**Input rows**
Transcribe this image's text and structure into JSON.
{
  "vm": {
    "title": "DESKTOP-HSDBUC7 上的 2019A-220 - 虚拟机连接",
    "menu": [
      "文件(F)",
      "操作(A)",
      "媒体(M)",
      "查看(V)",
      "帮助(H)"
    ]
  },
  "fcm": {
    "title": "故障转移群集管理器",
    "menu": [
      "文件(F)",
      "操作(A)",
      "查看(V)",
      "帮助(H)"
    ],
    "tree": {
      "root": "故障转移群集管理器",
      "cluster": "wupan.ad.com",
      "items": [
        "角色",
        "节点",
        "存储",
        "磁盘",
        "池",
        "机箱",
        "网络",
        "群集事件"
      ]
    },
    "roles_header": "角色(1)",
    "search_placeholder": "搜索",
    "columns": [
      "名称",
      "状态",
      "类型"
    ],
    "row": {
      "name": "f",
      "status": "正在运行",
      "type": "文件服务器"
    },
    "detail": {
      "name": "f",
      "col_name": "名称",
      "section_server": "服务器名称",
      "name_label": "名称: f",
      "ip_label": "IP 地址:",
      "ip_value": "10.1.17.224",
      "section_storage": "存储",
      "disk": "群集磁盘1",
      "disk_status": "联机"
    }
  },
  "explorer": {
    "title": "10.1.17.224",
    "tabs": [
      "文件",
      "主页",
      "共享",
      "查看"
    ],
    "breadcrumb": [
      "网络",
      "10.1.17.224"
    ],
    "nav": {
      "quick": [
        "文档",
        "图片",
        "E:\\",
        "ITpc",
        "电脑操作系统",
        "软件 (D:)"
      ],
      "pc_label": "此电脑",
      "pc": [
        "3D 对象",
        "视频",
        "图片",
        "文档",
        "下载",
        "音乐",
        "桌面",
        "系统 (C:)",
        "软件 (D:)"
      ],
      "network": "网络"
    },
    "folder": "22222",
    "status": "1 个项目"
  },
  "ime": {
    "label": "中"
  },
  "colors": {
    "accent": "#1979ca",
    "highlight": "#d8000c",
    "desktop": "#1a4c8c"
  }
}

==

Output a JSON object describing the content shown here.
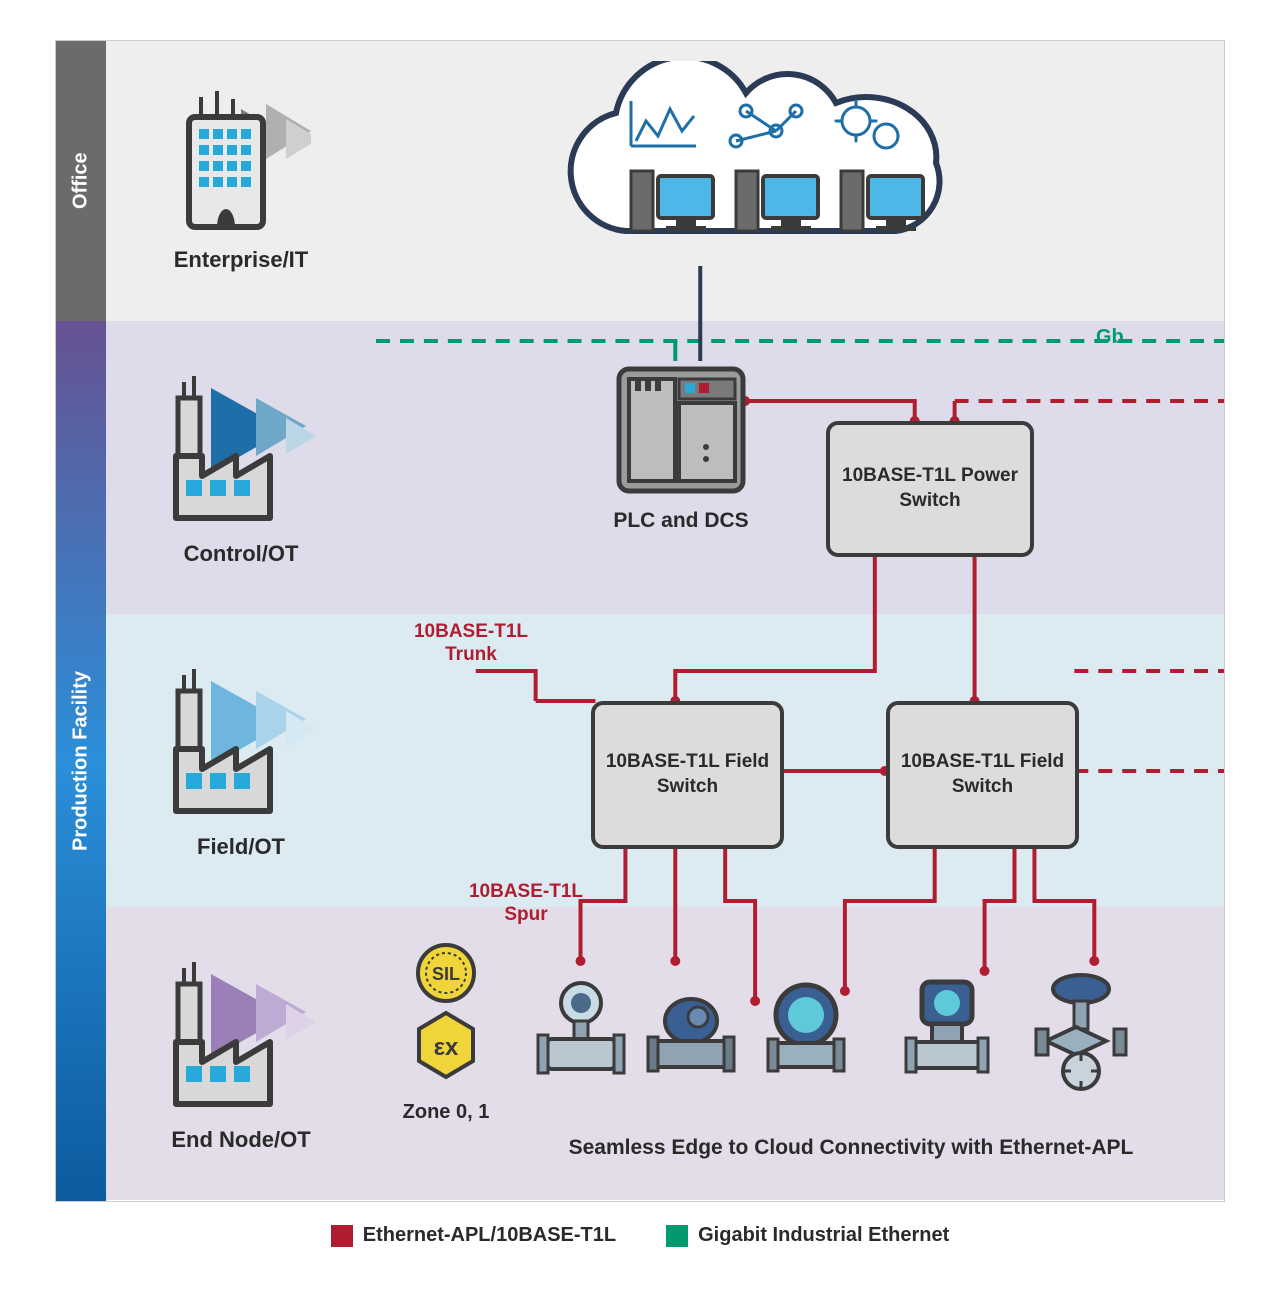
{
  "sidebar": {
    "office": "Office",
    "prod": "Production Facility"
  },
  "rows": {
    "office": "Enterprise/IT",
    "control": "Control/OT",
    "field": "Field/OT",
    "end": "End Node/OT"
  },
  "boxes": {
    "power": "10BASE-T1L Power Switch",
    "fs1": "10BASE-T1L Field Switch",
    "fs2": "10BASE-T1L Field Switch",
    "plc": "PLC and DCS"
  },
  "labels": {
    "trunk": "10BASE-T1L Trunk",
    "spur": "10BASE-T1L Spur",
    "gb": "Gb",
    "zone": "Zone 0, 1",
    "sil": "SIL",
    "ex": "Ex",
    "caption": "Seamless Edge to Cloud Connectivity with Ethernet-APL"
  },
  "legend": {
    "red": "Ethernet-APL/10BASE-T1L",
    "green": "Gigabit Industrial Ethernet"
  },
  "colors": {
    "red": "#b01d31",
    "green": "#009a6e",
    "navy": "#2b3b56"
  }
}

**Written request**
Take each line containing the string "JSON" and copy it out.

**Finished answer**
Transcribe this image's text and structure into JSON.
Output a JSON object describing the content shown here.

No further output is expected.